'''
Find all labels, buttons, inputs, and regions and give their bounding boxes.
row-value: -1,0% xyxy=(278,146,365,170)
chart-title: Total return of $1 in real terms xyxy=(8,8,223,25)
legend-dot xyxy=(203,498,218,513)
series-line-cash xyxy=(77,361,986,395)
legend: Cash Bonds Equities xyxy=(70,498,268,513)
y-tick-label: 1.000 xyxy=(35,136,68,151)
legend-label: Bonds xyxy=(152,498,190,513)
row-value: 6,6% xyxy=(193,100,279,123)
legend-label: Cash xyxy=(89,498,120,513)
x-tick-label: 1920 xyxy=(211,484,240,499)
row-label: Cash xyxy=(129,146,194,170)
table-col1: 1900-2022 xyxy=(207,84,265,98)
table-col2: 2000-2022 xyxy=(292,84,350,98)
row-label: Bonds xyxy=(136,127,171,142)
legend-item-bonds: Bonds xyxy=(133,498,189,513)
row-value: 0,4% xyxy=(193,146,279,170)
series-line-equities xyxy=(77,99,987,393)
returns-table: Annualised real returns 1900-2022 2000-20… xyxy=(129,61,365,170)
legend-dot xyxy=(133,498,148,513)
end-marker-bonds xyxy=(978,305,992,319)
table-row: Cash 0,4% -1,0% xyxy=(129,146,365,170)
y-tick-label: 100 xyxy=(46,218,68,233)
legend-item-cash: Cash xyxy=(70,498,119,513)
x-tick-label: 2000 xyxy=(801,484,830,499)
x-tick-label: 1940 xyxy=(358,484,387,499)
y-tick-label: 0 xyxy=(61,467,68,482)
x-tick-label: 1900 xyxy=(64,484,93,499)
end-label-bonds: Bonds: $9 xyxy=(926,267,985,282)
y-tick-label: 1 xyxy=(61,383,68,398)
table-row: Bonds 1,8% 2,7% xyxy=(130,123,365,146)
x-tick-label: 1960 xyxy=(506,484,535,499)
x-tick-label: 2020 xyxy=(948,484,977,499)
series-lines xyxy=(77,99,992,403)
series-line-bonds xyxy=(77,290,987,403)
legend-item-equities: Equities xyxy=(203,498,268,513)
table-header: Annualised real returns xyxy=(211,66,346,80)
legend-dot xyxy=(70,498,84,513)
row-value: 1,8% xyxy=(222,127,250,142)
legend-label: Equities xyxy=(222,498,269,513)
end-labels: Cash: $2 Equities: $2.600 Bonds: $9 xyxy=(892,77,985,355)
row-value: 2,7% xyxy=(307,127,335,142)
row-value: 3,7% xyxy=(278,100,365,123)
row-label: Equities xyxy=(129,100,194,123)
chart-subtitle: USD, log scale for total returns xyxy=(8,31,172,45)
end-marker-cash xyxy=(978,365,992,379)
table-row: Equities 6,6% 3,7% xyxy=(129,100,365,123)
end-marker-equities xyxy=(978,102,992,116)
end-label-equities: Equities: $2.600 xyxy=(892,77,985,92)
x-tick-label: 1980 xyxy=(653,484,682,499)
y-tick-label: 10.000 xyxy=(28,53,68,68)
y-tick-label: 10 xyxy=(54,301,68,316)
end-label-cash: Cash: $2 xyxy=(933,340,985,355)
'''
# [WHAT IS EXPECTED]
Could you quote the rows above word for word, from the first one through the line containing "table-col2: 2000-2022 xyxy=(292,84,350,98)", with both of those lines included?

# [THE RESULT]
Find all labels, buttons, inputs, and regions and give their bounding boxes.
row-value: -1,0% xyxy=(278,146,365,170)
chart-title: Total return of $1 in real terms xyxy=(8,8,223,25)
legend-dot xyxy=(203,498,218,513)
series-line-cash xyxy=(77,361,986,395)
legend: Cash Bonds Equities xyxy=(70,498,268,513)
y-tick-label: 1.000 xyxy=(35,136,68,151)
legend-label: Bonds xyxy=(152,498,190,513)
row-value: 6,6% xyxy=(193,100,279,123)
legend-label: Cash xyxy=(89,498,120,513)
x-tick-label: 1920 xyxy=(211,484,240,499)
row-label: Cash xyxy=(129,146,194,170)
table-col1: 1900-2022 xyxy=(207,84,265,98)
table-col2: 2000-2022 xyxy=(292,84,350,98)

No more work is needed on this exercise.